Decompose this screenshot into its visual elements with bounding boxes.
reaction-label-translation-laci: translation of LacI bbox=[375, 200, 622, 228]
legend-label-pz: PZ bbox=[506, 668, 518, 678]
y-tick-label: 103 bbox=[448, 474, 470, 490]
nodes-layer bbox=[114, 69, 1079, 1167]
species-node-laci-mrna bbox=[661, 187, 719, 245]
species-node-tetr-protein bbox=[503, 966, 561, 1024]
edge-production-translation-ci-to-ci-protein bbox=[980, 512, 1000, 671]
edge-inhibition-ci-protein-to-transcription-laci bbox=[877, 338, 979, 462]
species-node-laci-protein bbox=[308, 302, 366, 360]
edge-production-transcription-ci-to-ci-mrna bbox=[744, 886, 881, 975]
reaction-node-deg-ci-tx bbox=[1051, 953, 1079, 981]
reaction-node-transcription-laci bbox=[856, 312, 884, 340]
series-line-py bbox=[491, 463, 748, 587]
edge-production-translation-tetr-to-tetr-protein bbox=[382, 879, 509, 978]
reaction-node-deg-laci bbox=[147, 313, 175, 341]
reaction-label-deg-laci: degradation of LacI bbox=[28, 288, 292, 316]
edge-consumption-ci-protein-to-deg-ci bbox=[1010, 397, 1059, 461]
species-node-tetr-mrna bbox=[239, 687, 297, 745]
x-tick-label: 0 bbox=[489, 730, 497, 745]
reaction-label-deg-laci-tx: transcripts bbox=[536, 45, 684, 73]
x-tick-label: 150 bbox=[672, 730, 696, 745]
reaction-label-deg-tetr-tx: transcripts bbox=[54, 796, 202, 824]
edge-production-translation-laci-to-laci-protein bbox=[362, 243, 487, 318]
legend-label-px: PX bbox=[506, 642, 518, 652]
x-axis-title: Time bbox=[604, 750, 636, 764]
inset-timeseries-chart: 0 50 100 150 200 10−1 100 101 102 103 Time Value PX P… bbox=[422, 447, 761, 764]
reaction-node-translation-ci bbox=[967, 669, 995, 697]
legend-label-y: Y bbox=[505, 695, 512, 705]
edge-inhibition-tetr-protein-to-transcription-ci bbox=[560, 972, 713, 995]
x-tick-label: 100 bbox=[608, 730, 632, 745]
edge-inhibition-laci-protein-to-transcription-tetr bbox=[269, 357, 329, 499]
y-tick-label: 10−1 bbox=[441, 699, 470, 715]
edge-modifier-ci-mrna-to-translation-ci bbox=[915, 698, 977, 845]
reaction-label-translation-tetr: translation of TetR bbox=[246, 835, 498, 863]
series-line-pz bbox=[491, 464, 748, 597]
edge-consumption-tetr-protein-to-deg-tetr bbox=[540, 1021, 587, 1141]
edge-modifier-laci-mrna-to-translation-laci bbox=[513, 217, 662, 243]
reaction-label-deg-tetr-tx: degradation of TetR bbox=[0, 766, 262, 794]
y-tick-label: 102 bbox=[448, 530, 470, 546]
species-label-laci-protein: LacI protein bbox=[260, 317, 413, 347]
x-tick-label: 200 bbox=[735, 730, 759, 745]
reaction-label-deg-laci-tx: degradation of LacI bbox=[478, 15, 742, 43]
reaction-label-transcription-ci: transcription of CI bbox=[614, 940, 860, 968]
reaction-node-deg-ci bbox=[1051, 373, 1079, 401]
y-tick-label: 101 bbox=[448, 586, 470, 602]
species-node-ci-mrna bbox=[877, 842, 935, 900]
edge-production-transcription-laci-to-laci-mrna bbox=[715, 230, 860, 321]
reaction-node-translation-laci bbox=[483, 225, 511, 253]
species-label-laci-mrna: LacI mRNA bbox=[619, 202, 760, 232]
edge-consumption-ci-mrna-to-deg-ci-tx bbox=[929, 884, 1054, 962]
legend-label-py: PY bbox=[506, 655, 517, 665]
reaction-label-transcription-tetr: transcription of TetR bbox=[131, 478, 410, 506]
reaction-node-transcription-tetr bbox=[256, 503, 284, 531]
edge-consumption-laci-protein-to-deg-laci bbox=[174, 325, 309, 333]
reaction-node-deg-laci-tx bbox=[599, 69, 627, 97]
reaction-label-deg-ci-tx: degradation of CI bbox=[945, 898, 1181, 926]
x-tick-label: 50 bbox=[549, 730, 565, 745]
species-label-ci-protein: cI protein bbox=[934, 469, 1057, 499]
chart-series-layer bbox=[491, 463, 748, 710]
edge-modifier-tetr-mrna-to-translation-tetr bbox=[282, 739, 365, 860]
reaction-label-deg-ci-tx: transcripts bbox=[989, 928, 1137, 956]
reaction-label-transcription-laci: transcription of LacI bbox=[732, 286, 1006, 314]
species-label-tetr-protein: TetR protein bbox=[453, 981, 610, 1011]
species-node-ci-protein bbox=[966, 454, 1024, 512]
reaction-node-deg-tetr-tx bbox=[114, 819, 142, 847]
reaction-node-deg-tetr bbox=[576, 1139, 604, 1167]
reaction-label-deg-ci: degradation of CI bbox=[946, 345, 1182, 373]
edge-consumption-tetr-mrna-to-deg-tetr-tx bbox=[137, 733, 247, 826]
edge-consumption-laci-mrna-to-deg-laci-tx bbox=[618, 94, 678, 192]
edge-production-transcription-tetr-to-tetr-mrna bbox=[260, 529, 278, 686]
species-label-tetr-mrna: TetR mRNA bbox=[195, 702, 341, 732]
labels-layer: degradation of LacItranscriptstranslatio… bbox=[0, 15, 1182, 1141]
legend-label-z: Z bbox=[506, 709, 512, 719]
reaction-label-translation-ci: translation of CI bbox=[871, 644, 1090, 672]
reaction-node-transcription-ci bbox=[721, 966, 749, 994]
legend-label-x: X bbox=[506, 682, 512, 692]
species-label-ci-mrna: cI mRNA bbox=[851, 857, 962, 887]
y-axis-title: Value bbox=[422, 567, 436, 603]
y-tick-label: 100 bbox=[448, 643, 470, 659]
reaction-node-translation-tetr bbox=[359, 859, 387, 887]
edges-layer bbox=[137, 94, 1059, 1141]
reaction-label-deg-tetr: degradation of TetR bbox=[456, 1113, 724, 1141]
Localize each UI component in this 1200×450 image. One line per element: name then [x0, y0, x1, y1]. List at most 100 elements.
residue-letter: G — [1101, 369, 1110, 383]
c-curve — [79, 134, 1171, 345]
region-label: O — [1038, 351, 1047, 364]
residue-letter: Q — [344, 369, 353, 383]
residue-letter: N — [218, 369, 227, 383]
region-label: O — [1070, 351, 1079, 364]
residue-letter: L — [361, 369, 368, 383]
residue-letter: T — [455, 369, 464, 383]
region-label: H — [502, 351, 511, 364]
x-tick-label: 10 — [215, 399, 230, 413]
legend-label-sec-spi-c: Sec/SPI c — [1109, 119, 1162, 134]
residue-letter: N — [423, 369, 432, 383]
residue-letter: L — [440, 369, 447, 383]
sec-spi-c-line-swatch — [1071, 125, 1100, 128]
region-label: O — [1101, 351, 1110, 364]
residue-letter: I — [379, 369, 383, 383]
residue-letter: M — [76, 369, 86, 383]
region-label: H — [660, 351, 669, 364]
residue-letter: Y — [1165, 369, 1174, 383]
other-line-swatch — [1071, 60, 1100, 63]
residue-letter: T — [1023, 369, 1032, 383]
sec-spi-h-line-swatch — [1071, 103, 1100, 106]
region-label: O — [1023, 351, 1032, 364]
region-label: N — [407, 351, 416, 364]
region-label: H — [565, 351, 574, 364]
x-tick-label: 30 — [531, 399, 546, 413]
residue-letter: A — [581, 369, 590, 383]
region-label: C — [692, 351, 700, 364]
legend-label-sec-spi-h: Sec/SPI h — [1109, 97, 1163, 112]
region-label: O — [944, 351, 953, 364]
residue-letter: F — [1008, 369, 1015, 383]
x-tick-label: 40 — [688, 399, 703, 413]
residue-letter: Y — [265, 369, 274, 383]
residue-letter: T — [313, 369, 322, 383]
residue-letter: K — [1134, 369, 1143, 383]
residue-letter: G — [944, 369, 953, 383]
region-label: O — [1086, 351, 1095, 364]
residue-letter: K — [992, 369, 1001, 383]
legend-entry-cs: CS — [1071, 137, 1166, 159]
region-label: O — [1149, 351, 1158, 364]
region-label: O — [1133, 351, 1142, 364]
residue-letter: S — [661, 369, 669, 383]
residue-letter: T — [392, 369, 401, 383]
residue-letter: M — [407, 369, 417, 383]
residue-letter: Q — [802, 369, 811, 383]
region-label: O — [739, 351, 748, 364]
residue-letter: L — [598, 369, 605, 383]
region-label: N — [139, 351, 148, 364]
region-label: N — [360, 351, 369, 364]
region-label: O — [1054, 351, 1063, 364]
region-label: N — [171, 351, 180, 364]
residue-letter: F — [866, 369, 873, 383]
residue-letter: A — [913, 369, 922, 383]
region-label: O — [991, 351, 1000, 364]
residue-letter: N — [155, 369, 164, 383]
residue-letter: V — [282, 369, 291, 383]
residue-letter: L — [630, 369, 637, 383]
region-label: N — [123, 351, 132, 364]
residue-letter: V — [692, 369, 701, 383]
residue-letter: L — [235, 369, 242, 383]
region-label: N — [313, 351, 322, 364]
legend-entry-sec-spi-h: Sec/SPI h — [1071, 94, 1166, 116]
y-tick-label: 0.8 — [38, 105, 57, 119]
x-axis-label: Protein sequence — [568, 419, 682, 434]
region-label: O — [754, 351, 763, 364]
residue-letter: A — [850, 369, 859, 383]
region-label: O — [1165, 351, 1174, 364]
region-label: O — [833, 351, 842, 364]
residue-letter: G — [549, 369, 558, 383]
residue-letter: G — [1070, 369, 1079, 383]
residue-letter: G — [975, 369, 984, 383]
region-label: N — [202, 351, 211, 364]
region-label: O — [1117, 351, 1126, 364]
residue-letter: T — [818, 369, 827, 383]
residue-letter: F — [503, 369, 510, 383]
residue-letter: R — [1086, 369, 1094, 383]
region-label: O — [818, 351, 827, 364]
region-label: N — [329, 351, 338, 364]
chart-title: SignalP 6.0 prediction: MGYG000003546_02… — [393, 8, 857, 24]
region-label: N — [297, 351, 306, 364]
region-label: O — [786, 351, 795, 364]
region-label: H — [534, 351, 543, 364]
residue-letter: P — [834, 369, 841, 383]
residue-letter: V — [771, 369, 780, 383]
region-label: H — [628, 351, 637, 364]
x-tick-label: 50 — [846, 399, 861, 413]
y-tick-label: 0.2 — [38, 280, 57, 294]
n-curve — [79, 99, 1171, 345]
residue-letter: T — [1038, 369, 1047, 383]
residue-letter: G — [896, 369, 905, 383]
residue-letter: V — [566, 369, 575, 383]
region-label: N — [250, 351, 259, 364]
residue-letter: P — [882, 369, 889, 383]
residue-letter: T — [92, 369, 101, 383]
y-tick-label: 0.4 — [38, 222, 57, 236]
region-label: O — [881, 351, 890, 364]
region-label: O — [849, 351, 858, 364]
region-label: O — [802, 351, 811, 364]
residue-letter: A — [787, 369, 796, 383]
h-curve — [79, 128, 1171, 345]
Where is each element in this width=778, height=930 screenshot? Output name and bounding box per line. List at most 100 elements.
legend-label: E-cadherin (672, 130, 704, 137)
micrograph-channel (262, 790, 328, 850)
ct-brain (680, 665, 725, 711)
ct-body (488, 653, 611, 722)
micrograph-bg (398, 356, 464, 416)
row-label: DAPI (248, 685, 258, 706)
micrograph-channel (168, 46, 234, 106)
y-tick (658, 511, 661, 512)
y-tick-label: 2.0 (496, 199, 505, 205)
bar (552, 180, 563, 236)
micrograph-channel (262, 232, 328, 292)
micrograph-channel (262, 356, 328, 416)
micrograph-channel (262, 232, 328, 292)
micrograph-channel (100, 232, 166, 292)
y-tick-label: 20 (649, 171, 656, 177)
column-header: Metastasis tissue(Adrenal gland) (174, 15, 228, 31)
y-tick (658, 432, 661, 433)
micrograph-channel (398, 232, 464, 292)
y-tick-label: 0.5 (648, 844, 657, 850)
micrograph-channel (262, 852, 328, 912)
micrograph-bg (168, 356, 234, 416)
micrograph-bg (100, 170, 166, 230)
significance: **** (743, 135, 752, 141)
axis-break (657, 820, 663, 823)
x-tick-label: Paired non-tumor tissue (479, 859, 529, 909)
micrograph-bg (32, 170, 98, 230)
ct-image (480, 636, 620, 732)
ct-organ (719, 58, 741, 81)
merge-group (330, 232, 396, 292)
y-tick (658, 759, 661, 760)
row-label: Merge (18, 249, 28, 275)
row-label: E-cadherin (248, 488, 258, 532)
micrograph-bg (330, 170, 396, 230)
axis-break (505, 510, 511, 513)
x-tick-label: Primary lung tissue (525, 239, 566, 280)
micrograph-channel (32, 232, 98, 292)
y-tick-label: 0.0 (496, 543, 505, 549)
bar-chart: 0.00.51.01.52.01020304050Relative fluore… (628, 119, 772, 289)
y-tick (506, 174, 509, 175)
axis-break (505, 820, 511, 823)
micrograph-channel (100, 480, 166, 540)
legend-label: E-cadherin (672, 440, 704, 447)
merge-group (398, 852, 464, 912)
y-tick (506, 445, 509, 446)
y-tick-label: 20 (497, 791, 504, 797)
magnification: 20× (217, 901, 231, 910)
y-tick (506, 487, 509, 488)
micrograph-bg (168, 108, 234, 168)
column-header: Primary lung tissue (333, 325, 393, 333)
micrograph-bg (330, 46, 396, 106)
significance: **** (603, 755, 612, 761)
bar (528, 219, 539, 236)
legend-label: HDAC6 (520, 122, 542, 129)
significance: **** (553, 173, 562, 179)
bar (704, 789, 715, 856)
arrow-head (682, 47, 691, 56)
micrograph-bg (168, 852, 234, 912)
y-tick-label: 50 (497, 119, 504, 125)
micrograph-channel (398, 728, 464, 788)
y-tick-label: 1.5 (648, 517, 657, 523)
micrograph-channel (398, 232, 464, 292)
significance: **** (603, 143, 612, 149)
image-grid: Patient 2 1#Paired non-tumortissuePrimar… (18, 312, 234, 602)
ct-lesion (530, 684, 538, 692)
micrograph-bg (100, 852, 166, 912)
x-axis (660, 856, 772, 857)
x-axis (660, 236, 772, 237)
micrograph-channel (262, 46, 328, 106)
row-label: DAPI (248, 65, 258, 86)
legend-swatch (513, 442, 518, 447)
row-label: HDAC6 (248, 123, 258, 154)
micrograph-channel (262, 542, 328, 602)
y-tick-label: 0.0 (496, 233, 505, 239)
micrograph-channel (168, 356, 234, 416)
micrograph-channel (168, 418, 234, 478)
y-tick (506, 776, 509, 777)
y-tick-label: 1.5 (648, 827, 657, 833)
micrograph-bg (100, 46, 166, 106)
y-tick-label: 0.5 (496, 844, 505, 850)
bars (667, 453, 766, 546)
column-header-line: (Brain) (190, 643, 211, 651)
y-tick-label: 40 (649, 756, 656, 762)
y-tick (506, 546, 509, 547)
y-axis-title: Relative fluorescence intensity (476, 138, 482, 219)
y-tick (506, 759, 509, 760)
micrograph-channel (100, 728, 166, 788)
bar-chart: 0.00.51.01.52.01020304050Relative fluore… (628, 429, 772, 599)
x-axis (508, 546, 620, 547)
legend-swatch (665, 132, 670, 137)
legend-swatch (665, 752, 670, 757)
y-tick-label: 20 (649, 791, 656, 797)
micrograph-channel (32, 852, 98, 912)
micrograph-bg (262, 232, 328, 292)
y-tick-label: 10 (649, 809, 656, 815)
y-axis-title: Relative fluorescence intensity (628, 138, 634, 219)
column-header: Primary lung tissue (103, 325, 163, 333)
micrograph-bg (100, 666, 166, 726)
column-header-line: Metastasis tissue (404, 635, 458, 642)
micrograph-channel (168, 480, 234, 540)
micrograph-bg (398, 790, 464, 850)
######
#### [Aim of the exercise]
Go through the listing above and find each line that contains "bounding", then copy it.

#### [Output for this exercise]
Decompose this screenshot into its visual elements with bounding boxes.
Where is each element in this width=778, height=930 screenshot? Output name and bounding box per line. List at most 100 elements.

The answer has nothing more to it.